[START Records for this task]

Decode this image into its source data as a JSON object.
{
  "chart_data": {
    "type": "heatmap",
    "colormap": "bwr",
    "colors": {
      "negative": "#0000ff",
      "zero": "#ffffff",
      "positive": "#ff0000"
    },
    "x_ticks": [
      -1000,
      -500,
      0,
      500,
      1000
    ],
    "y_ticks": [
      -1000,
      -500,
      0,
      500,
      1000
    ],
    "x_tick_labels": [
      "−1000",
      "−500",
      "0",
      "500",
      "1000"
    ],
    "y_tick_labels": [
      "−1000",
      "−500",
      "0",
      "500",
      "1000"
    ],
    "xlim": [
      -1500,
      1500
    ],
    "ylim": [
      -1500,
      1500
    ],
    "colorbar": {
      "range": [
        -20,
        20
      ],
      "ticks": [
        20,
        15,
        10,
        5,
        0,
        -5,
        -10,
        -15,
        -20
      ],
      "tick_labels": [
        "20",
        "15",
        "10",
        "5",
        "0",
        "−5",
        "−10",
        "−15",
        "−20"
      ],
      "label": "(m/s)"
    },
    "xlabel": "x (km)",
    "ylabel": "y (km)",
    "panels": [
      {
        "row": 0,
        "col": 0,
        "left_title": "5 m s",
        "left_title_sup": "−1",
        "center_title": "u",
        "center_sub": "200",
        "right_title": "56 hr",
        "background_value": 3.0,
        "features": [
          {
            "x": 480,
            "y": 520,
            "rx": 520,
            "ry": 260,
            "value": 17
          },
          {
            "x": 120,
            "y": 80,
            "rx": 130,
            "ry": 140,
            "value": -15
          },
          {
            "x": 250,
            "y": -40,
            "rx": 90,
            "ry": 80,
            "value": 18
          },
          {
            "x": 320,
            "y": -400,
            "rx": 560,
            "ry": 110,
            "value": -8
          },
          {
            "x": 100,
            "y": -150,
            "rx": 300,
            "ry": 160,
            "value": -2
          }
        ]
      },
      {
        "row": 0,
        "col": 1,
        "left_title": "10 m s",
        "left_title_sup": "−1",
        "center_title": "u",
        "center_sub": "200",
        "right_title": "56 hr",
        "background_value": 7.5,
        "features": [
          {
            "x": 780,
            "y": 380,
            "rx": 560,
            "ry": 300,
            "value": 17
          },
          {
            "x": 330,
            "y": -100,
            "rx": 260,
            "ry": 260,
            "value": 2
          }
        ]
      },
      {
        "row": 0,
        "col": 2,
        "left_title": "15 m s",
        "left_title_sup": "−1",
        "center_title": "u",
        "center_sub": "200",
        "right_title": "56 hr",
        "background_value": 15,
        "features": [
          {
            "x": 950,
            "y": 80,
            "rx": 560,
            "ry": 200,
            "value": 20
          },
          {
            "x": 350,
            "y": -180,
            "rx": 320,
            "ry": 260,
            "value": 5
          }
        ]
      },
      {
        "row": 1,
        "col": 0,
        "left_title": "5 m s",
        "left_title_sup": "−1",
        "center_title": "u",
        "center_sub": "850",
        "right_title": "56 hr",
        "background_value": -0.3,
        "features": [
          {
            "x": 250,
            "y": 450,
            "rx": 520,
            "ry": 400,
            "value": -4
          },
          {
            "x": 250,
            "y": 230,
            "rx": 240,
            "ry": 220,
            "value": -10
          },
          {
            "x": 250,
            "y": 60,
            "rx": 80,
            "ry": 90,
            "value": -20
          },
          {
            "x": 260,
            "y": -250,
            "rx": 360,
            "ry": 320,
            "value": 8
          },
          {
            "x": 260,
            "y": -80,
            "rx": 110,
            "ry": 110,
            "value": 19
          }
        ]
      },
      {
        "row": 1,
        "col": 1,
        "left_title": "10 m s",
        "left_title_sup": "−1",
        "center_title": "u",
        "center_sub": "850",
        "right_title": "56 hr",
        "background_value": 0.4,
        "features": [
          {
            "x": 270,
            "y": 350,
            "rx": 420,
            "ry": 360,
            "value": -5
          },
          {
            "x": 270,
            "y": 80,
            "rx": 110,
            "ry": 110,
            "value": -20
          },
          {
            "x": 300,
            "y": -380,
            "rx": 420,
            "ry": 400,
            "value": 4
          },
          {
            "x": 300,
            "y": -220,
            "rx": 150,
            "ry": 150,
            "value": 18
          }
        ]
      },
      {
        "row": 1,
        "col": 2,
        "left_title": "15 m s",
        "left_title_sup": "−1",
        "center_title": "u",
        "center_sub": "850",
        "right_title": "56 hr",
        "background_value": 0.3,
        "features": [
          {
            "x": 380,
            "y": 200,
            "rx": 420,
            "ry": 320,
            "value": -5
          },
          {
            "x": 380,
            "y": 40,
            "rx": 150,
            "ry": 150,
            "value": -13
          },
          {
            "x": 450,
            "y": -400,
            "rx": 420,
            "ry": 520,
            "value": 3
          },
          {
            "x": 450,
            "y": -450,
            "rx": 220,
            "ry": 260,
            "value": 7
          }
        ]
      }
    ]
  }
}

[END Records for this task]

Exercise details -
Transcribe each record exactly. Leave nothing out.

Problem solution -
Decode this image into its source data as a JSON object.
{
  "chart_data": {
    "type": "heatmap",
    "colormap": "bwr",
    "colors": {
      "negative": "#0000ff",
      "zero": "#ffffff",
      "positive": "#ff0000"
    },
    "x_ticks": [
      -1000,
      -500,
      0,
      500,
      1000
    ],
    "y_ticks": [
      -1000,
      -500,
      0,
      500,
      1000
    ],
    "x_tick_labels": [
      "−1000",
      "−500",
      "0",
      "500",
      "1000"
    ],
    "y_tick_labels": [
      "−1000",
      "−500",
      "0",
      "500",
      "1000"
    ],
    "xlim": [
      -1500,
      1500
    ],
    "ylim": [
      -1500,
      1500
    ],
    "colorbar": {
      "range": [
        -20,
        20
      ],
      "ticks": [
        20,
        15,
        10,
        5,
        0,
        -5,
        -10,
        -15,
        -20
      ],
      "tick_labels": [
        "20",
        "15",
        "10",
        "5",
        "0",
        "−5",
        "−10",
        "−15",
        "−20"
      ],
      "label": "(m/s)"
    },
    "xlabel": "x (km)",
    "ylabel": "y (km)",
    "panels": [
      {
        "row": 0,
        "col": 0,
        "left_title": "5 m s",
        "left_title_sup": "−1",
        "center_title": "u",
        "center_sub": "200",
        "right_title": "56 hr",
        "background_value": 3.0,
        "features": [
          {
            "x": 480,
            "y": 520,
            "rx": 520,
            "ry": 260,
            "value": 17
          },
          {
            "x": 120,
            "y": 80,
            "rx": 130,
            "ry": 140,
            "value": -15
          },
          {
            "x": 250,
            "y": -40,
            "rx": 90,
            "ry": 80,
            "value": 18
          },
          {
            "x": 320,
            "y": -400,
            "rx": 560,
            "ry": 110,
            "value": -8
          },
          {
            "x": 100,
            "y": -150,
            "rx": 300,
            "ry": 160,
            "value": -2
          }
        ]
      },
      {
        "row": 0,
        "col": 1,
        "left_title": "10 m s",
        "left_title_sup": "−1",
        "center_title": "u",
        "center_sub": "200",
        "right_title": "56 hr",
        "background_value": 7.5,
        "features": [
          {
            "x": 780,
            "y": 380,
            "rx": 560,
            "ry": 300,
            "value": 17
          },
          {
            "x": 330,
            "y": -100,
            "rx": 260,
            "ry": 260,
            "value": 2
          }
        ]
      },
      {
        "row": 0,
        "col": 2,
        "left_title": "15 m s",
        "left_title_sup": "−1",
        "center_title": "u",
        "center_sub": "200",
        "right_title": "56 hr",
        "background_value": 15,
        "features": [
          {
            "x": 950,
            "y": 80,
            "rx": 560,
            "ry": 200,
            "value": 20
          },
          {
            "x": 350,
            "y": -180,
            "rx": 320,
            "ry": 260,
            "value": 5
          }
        ]
      },
      {
        "row": 1,
        "col": 0,
        "left_title": "5 m s",
        "left_title_sup": "−1",
        "center_title": "u",
        "center_sub": "850",
        "right_title": "56 hr",
        "background_value": -0.3,
        "features": [
          {
            "x": 250,
            "y": 450,
            "rx": 520,
            "ry": 400,
            "value": -4
          },
          {
            "x": 250,
            "y": 230,
            "rx": 240,
            "ry": 220,
            "value": -10
          },
          {
            "x": 250,
            "y": 60,
            "rx": 80,
            "ry": 90,
            "value": -20
          },
          {
            "x": 260,
            "y": -250,
            "rx": 360,
            "ry": 320,
            "value": 8
          },
          {
            "x": 260,
            "y": -80,
            "rx": 110,
            "ry": 110,
            "value": 19
          }
        ]
      },
      {
        "row": 1,
        "col": 1,
        "left_title": "10 m s",
        "left_title_sup": "−1",
        "center_title": "u",
        "center_sub": "850",
        "right_title": "56 hr",
        "background_value": 0.4,
        "features": [
          {
            "x": 270,
            "y": 350,
            "rx": 420,
            "ry": 360,
            "value": -5
          },
          {
            "x": 270,
            "y": 80,
            "rx": 110,
            "ry": 110,
            "value": -20
          },
          {
            "x": 300,
            "y": -380,
            "rx": 420,
            "ry": 400,
            "value": 4
          },
          {
            "x": 300,
            "y": -220,
            "rx": 150,
            "ry": 150,
            "value": 18
          }
        ]
      },
      {
        "row": 1,
        "col": 2,
        "left_title": "15 m s",
        "left_title_sup": "−1",
        "center_title": "u",
        "center_sub": "850",
        "right_title": "56 hr",
        "background_value": 0.3,
        "features": [
          {
            "x": 380,
            "y": 200,
            "rx": 420,
            "ry": 320,
            "value": -5
          },
          {
            "x": 380,
            "y": 40,
            "rx": 150,
            "ry": 150,
            "value": -13
          },
          {
            "x": 450,
            "y": -400,
            "rx": 420,
            "ry": 520,
            "value": 3
          },
          {
            "x": 450,
            "y": -450,
            "rx": 220,
            "ry": 260,
            "value": 7
          }
        ]
      }
    ]
  }
}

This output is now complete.